- The exercise
Write out exactly, with no other output, the lines below from the one that contains "Transcribe this chart's" through the end.

- Given records
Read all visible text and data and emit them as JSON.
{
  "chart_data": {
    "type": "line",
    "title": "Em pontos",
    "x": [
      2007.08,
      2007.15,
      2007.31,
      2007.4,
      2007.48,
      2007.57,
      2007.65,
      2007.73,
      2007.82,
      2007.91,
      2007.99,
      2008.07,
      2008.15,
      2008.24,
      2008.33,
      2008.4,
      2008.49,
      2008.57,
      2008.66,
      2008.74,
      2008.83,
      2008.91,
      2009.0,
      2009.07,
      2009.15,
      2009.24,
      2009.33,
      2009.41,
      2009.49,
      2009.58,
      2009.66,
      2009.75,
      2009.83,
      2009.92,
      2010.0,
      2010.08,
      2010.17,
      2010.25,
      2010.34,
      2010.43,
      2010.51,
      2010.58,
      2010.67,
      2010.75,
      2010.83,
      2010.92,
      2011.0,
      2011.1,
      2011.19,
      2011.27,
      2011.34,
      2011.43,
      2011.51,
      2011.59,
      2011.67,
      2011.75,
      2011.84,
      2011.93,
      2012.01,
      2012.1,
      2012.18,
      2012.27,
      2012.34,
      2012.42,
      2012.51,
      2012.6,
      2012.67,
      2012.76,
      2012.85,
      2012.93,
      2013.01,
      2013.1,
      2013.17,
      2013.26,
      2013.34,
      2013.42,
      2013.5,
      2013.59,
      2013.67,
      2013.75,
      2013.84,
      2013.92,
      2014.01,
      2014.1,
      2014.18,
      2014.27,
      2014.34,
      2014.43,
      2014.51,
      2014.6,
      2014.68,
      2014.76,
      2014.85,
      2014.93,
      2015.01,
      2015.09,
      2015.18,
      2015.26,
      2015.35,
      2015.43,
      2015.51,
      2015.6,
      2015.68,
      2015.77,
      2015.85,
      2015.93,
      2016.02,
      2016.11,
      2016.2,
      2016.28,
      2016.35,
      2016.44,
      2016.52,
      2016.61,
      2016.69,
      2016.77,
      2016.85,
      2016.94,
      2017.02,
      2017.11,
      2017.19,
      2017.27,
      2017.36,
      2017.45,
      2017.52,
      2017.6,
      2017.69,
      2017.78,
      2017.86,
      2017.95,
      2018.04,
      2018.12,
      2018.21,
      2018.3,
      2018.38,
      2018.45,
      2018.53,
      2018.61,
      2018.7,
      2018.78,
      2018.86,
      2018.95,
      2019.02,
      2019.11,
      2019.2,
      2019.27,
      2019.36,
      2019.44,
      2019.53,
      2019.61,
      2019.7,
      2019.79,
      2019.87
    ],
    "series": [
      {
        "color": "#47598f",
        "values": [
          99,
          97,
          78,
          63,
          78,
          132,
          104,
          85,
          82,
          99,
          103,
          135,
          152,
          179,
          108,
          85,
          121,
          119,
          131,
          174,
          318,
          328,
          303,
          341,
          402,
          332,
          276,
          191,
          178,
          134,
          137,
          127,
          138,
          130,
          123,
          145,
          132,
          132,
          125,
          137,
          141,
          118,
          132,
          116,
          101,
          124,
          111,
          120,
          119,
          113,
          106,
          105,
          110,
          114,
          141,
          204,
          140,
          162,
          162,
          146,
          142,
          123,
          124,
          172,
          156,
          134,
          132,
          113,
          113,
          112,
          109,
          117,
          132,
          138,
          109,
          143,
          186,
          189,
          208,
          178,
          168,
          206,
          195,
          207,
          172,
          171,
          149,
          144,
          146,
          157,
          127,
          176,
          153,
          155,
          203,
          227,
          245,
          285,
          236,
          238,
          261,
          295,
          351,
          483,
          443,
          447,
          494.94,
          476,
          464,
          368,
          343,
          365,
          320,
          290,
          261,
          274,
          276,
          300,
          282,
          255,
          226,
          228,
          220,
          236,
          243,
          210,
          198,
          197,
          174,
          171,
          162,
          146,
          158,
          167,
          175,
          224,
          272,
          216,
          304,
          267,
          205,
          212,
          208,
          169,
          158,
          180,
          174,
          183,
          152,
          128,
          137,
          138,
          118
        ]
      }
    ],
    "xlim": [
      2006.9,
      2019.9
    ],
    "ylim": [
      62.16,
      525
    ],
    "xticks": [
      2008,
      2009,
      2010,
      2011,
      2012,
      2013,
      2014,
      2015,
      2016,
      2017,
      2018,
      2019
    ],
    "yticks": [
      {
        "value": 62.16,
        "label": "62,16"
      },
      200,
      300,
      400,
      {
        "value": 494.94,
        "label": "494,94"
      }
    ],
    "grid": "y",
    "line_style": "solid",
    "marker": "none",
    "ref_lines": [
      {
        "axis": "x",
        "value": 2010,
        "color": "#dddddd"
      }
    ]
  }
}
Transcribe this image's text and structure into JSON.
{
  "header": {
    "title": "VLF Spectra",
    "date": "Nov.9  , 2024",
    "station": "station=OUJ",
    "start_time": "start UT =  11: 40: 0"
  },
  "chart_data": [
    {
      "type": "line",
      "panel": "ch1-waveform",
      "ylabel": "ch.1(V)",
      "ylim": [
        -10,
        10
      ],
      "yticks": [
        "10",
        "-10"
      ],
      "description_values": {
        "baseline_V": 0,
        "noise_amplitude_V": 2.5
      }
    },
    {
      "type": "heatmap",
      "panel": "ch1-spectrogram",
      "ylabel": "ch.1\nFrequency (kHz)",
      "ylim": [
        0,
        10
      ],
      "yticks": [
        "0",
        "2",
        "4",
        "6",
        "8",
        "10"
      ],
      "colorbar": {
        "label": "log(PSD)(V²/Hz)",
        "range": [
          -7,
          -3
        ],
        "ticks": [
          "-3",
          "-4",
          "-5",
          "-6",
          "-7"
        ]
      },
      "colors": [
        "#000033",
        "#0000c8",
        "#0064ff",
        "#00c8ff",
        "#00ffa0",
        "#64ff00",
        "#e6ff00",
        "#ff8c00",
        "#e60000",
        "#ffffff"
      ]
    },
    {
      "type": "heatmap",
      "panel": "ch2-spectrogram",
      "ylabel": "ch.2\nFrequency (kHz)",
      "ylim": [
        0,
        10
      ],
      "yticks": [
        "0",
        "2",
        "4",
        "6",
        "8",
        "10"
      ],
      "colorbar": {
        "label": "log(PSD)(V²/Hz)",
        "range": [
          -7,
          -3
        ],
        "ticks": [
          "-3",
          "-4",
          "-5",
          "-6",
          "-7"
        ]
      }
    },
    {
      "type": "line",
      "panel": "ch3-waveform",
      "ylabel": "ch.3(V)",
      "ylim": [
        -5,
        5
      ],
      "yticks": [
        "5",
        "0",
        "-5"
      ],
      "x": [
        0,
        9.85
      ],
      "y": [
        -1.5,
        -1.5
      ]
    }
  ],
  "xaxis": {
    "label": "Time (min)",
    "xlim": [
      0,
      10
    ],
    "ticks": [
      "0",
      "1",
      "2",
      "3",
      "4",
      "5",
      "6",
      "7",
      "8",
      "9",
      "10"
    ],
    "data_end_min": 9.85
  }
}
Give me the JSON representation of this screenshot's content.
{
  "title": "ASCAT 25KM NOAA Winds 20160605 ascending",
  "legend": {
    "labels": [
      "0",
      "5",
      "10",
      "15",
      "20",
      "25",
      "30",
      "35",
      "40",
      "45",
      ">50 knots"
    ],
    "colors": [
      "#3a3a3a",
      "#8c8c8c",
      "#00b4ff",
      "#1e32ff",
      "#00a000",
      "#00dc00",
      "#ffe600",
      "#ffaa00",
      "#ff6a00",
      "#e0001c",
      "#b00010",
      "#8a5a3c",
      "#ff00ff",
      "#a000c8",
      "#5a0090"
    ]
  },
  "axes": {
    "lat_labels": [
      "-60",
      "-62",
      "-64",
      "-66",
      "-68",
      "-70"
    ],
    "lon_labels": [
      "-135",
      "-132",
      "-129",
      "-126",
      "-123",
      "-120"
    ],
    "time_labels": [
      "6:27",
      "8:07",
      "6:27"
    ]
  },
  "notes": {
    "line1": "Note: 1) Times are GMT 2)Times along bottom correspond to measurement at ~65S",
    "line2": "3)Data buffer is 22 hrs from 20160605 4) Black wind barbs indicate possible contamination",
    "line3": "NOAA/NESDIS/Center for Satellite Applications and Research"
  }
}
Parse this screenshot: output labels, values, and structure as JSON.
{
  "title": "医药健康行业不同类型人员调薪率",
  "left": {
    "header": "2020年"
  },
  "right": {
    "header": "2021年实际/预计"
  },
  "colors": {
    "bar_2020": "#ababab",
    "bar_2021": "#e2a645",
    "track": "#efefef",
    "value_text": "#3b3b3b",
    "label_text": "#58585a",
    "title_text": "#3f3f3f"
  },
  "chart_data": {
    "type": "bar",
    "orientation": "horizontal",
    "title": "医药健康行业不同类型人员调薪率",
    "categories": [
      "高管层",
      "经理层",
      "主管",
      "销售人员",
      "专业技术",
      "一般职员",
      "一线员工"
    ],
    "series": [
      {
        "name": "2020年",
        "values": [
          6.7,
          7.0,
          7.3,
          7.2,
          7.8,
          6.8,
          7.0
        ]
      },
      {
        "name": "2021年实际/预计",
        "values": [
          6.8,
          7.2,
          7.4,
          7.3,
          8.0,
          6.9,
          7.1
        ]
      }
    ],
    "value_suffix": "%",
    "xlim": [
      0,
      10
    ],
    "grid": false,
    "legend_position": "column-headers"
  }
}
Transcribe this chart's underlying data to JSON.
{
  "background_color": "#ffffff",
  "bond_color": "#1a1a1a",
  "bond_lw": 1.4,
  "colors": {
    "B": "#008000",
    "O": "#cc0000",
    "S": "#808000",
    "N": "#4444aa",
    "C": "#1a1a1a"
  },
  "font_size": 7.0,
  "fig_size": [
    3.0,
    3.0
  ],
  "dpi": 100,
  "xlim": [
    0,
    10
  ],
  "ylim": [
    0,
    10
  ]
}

- Exercise response
Transcribe this chart's underlying data to JSON.
{
  "background_color": "#ffffff",
  "bond_color": "#1a1a1a",
  "bond_lw": 1.4,
  "colors": {
    "B": "#008000",
    "O": "#cc0000",
    "S": "#808000",
    "N": "#4444aa",
    "C": "#1a1a1a"
  },
  "font_size": 7.0,
  "fig_size": [
    3.0,
    3.0
  ],
  "dpi": 100,
  "xlim": [
    0,
    10
  ],
  "ylim": [
    0,
    10
  ]
}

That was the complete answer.